:: Records provided

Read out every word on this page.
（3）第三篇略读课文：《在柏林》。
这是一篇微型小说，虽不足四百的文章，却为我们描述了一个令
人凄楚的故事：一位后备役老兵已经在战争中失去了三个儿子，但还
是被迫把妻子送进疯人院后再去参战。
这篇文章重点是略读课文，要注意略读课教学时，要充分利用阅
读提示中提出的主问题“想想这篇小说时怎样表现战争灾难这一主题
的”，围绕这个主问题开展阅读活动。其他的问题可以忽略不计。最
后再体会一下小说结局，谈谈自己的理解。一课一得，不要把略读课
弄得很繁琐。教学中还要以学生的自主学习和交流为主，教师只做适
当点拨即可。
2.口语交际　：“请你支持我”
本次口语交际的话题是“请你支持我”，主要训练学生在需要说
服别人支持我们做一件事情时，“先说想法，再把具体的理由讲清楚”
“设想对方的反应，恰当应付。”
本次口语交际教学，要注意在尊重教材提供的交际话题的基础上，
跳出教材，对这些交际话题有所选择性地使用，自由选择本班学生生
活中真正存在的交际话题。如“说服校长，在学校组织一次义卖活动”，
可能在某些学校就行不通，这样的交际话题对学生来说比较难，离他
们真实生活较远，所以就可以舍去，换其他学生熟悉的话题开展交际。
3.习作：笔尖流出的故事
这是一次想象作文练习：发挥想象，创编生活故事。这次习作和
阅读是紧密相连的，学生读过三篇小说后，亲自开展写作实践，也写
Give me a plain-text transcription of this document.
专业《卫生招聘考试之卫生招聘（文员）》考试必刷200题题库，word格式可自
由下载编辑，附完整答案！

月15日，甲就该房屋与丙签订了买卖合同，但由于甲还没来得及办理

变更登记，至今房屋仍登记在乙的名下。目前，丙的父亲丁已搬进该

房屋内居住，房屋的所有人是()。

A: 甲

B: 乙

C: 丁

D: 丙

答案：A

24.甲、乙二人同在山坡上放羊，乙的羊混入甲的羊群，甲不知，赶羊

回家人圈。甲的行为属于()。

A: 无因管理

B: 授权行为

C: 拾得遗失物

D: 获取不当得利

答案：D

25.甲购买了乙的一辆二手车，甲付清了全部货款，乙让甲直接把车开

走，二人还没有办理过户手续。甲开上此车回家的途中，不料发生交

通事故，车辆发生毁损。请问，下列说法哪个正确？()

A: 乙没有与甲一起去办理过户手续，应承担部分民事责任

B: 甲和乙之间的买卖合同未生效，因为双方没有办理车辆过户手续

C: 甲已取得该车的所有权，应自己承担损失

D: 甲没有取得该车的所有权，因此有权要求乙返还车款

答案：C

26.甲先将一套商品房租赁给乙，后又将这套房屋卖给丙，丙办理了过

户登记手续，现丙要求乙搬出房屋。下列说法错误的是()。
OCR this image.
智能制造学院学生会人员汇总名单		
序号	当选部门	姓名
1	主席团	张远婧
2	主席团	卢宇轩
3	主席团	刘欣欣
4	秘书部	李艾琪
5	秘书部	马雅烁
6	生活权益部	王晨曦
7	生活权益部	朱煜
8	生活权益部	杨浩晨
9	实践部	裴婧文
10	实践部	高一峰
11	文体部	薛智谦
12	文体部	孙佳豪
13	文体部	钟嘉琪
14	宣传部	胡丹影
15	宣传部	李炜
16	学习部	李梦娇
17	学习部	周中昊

::::

**Your task:** Copy down every line of the material above that includes the string "请你支持我".

**The completed task:**
2.口语交际　：“请你支持我”
本次口语交际的话题是“请你支持我”，主要训练学生在需要说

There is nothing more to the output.